» RECORDS SHOWN:
_ _ _ _ _ _ _

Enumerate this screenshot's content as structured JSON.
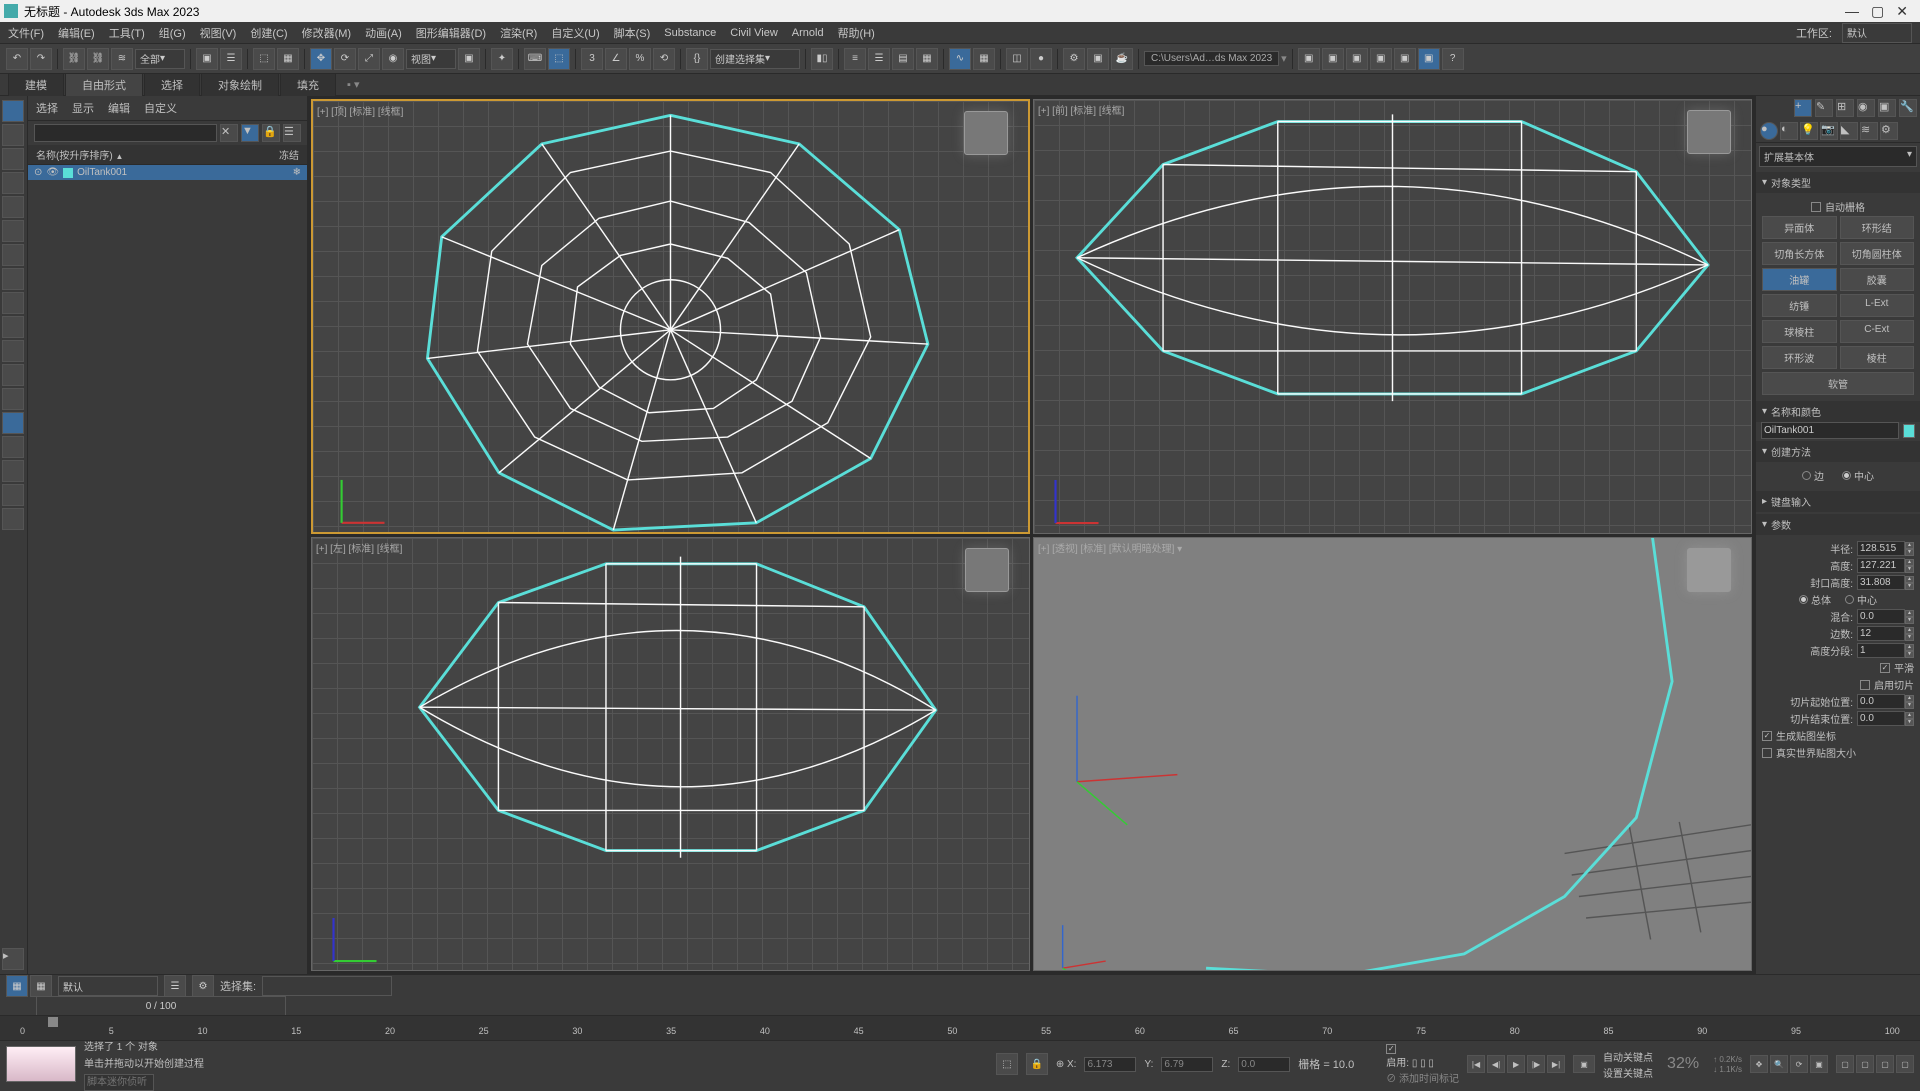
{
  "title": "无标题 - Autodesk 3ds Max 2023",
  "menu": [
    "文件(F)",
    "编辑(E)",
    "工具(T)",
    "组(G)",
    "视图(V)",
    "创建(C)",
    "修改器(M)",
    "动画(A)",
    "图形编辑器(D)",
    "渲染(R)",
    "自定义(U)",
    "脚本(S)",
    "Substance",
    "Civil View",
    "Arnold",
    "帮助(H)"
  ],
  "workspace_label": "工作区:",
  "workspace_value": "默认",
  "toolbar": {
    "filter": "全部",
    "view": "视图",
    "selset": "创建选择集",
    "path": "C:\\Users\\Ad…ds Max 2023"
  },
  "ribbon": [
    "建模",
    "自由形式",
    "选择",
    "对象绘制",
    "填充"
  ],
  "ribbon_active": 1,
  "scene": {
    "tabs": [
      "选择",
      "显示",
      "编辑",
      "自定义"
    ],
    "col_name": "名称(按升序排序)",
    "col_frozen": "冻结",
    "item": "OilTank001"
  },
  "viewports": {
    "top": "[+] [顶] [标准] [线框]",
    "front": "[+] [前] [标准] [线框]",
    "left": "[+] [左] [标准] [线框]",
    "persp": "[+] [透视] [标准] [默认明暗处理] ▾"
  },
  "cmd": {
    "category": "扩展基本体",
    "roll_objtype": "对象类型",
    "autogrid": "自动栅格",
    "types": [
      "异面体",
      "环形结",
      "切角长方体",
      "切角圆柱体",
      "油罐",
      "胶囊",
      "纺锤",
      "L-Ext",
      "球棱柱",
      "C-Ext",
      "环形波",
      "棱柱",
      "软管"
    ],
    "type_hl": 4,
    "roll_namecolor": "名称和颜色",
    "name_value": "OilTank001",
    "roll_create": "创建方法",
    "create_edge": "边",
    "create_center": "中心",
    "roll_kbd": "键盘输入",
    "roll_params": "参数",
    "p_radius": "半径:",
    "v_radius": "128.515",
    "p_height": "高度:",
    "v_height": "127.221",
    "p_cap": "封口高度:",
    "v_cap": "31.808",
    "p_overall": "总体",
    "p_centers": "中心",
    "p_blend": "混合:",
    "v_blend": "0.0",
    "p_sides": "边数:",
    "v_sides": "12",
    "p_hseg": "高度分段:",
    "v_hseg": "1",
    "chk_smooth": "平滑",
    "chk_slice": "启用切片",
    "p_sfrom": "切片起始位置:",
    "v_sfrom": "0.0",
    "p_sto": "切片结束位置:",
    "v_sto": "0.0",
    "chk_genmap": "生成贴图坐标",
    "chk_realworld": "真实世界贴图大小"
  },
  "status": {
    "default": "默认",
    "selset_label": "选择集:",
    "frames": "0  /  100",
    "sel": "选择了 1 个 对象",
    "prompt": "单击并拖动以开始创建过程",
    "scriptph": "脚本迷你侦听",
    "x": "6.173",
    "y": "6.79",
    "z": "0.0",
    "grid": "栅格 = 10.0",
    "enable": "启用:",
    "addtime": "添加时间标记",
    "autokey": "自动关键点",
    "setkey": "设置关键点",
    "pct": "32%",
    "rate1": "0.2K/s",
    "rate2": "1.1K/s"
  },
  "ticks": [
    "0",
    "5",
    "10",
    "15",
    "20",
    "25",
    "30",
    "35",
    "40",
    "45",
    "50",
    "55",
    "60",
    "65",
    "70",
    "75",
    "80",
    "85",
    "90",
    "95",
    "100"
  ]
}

_ _ _ _ _ _ _

» WHAT YOU NEED TO DO: Reproduce all of the entries word for word, skipping any pictures they hold.

» ANSWER FOR THIS EXERCISE:
Enumerate this screenshot's content as structured JSON.
{
  "title": "无标题 - Autodesk 3ds Max 2023",
  "menu": [
    "文件(F)",
    "编辑(E)",
    "工具(T)",
    "组(G)",
    "视图(V)",
    "创建(C)",
    "修改器(M)",
    "动画(A)",
    "图形编辑器(D)",
    "渲染(R)",
    "自定义(U)",
    "脚本(S)",
    "Substance",
    "Civil View",
    "Arnold",
    "帮助(H)"
  ],
  "workspace_label": "工作区:",
  "workspace_value": "默认",
  "toolbar": {
    "filter": "全部",
    "view": "视图",
    "selset": "创建选择集",
    "path": "C:\\Users\\Ad…ds Max 2023"
  },
  "ribbon": [
    "建模",
    "自由形式",
    "选择",
    "对象绘制",
    "填充"
  ],
  "ribbon_active": 1,
  "scene": {
    "tabs": [
      "选择",
      "显示",
      "编辑",
      "自定义"
    ],
    "col_name": "名称(按升序排序)",
    "col_frozen": "冻结",
    "item": "OilTank001"
  },
  "viewports": {
    "top": "[+] [顶] [标准] [线框]",
    "front": "[+] [前] [标准] [线框]",
    "left": "[+] [左] [标准] [线框]",
    "persp": "[+] [透视] [标准] [默认明暗处理] ▾"
  },
  "cmd": {
    "category": "扩展基本体",
    "roll_objtype": "对象类型",
    "autogrid": "自动栅格",
    "types": [
      "异面体",
      "环形结",
      "切角长方体",
      "切角圆柱体",
      "油罐",
      "胶囊",
      "纺锤",
      "L-Ext",
      "球棱柱",
      "C-Ext",
      "环形波",
      "棱柱",
      "软管"
    ],
    "type_hl": 4,
    "roll_namecolor": "名称和颜色",
    "name_value": "OilTank001",
    "roll_create": "创建方法",
    "create_edge": "边",
    "create_center": "中心",
    "roll_kbd": "键盘输入",
    "roll_params": "参数",
    "p_radius": "半径:",
    "v_radius": "128.515",
    "p_height": "高度:",
    "v_height": "127.221",
    "p_cap": "封口高度:",
    "v_cap": "31.808",
    "p_overall": "总体",
    "p_centers": "中心",
    "p_blend": "混合:",
    "v_blend": "0.0",
    "p_sides": "边数:",
    "v_sides": "12",
    "p_hseg": "高度分段:",
    "v_hseg": "1",
    "chk_smooth": "平滑",
    "chk_slice": "启用切片",
    "p_sfrom": "切片起始位置:",
    "v_sfrom": "0.0",
    "p_sto": "切片结束位置:",
    "v_sto": "0.0",
    "chk_genmap": "生成贴图坐标",
    "chk_realworld": "真实世界贴图大小"
  },
  "status": {
    "default": "默认",
    "selset_label": "选择集:",
    "frames": "0  /  100",
    "sel": "选择了 1 个 对象",
    "prompt": "单击并拖动以开始创建过程",
    "scriptph": "脚本迷你侦听",
    "x": "6.173",
    "y": "6.79",
    "z": "0.0",
    "grid": "栅格 = 10.0",
    "enable": "启用:",
    "addtime": "添加时间标记",
    "autokey": "自动关键点",
    "setkey": "设置关键点",
    "pct": "32%",
    "rate1": "0.2K/s",
    "rate2": "1.1K/s"
  },
  "ticks": [
    "0",
    "5",
    "10",
    "15",
    "20",
    "25",
    "30",
    "35",
    "40",
    "45",
    "50",
    "55",
    "60",
    "65",
    "70",
    "75",
    "80",
    "85",
    "90",
    "95",
    "100"
  ]
}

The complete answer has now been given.